▶ _Material to process_:
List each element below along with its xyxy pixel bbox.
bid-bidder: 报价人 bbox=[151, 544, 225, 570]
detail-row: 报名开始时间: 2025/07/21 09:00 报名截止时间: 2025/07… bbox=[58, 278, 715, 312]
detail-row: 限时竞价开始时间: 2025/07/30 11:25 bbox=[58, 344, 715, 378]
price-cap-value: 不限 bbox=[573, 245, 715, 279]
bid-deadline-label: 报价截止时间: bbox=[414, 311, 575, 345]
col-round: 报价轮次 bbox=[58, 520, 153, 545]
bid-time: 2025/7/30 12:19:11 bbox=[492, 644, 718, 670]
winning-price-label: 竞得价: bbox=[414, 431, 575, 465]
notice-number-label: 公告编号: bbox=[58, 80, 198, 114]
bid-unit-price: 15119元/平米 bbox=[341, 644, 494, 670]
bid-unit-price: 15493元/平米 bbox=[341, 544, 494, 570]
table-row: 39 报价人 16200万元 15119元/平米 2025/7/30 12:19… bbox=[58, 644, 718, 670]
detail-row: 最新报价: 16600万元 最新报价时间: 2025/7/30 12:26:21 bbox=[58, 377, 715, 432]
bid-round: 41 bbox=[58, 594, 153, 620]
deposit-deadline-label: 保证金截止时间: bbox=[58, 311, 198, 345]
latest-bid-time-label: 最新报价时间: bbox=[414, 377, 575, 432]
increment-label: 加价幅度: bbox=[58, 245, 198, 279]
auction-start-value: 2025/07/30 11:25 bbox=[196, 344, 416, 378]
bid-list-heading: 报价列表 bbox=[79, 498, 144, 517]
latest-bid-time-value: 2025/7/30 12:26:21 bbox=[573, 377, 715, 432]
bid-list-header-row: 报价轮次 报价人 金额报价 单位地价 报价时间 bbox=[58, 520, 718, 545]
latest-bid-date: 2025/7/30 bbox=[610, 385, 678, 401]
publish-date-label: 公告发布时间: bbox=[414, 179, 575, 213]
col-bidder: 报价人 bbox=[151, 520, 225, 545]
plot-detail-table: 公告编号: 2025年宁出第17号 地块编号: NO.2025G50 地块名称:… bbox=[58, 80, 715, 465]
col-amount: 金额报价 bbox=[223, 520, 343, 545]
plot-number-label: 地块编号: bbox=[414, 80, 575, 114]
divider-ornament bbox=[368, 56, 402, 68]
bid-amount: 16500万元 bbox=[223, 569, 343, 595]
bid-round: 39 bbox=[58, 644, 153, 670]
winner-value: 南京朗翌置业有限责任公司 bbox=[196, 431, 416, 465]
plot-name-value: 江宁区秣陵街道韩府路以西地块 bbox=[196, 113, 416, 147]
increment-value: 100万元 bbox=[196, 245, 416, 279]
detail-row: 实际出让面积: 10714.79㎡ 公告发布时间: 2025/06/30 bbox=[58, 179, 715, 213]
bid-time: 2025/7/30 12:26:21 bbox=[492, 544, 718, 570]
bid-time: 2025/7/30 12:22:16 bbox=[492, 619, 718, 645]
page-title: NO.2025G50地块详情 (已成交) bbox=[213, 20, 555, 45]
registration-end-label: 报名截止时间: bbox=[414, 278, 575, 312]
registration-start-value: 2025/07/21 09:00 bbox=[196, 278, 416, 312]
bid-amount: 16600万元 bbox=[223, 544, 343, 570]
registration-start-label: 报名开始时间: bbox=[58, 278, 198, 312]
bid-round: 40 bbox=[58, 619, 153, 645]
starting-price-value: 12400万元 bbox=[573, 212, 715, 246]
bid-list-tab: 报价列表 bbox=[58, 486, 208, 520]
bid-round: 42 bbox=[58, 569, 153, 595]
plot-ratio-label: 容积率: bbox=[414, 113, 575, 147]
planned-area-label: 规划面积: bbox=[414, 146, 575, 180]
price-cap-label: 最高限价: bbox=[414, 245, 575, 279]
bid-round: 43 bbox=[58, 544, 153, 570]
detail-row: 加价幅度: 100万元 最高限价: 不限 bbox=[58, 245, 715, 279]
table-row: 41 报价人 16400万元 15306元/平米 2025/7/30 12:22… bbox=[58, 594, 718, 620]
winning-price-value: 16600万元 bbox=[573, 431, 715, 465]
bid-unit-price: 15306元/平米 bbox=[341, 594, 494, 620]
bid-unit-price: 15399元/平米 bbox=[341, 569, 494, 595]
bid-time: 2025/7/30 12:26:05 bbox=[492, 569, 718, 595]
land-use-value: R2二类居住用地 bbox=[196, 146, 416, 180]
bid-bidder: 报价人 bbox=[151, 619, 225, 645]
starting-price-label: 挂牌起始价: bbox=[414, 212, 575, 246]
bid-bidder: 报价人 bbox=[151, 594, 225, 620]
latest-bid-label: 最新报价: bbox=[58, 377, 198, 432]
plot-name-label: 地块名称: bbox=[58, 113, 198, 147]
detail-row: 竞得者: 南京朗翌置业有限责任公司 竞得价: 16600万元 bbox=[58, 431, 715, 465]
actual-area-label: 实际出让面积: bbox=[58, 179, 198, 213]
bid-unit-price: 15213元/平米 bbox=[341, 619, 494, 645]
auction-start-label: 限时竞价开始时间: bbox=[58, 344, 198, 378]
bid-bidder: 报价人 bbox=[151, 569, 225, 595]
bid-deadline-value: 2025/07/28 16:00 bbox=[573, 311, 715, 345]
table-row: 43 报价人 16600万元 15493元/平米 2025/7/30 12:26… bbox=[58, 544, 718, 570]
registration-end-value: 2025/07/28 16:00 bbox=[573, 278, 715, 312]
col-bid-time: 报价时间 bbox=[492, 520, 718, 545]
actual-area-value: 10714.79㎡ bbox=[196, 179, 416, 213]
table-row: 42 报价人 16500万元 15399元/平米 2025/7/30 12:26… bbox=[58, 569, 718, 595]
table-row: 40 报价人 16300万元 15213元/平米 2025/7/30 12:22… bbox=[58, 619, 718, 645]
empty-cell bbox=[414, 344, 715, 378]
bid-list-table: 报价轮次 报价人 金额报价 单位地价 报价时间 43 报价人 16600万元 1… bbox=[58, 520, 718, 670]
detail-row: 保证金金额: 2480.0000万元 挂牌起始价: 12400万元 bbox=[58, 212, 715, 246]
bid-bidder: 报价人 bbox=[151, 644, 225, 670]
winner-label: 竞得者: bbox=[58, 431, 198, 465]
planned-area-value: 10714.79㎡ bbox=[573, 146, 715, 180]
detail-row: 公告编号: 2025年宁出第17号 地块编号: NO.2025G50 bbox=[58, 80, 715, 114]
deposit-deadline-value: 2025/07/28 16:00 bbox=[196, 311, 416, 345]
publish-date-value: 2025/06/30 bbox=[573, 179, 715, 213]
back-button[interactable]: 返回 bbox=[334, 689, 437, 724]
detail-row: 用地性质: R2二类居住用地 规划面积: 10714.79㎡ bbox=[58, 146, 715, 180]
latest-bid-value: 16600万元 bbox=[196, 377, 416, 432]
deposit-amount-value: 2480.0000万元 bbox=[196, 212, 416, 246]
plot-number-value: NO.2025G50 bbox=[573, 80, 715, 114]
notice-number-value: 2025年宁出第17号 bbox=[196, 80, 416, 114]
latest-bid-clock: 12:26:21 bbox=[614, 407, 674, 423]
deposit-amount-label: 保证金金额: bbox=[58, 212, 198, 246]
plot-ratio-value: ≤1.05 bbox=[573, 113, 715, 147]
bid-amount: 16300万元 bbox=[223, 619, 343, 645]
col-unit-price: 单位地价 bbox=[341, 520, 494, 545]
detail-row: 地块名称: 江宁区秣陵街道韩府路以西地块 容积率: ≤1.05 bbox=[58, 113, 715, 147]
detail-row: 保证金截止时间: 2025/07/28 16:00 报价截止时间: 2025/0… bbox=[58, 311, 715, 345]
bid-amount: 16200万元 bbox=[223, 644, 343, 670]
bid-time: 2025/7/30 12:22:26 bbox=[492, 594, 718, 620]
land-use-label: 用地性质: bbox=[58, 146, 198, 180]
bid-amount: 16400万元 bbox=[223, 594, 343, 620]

▶ _Given instruction_: Put the lines of the records into a numbered list, starting at the beginning of the records and ending at the line that contains "table-row: 39 报价人", both included, and leave out any blank lines.

▶ _Solution to this task_:
1. List each element below along with its xyxy pixel bbox.
2. bid-bidder: 报价人 bbox=[151, 544, 225, 570]
3. detail-row: 报名开始时间: 2025/07/21 09:00 报名截止时间: 2025/07… bbox=[58, 278, 715, 312]
4. detail-row: 限时竞价开始时间: 2025/07/30 11:25 bbox=[58, 344, 715, 378]
5. price-cap-value: 不限 bbox=[573, 245, 715, 279]
6. bid-deadline-label: 报价截止时间: bbox=[414, 311, 575, 345]
7. col-round: 报价轮次 bbox=[58, 520, 153, 545]
8. bid-time: 2025/7/30 12:19:11 bbox=[492, 644, 718, 670]
9. winning-price-label: 竞得价: bbox=[414, 431, 575, 465]
10. notice-number-label: 公告编号: bbox=[58, 80, 198, 114]
11. bid-unit-price: 15119元/平米 bbox=[341, 644, 494, 670]
12. bid-unit-price: 15493元/平米 bbox=[341, 544, 494, 570]
13. table-row: 39 报价人 16200万元 15119元/平米 2025/7/30 12:19… bbox=[58, 644, 718, 670]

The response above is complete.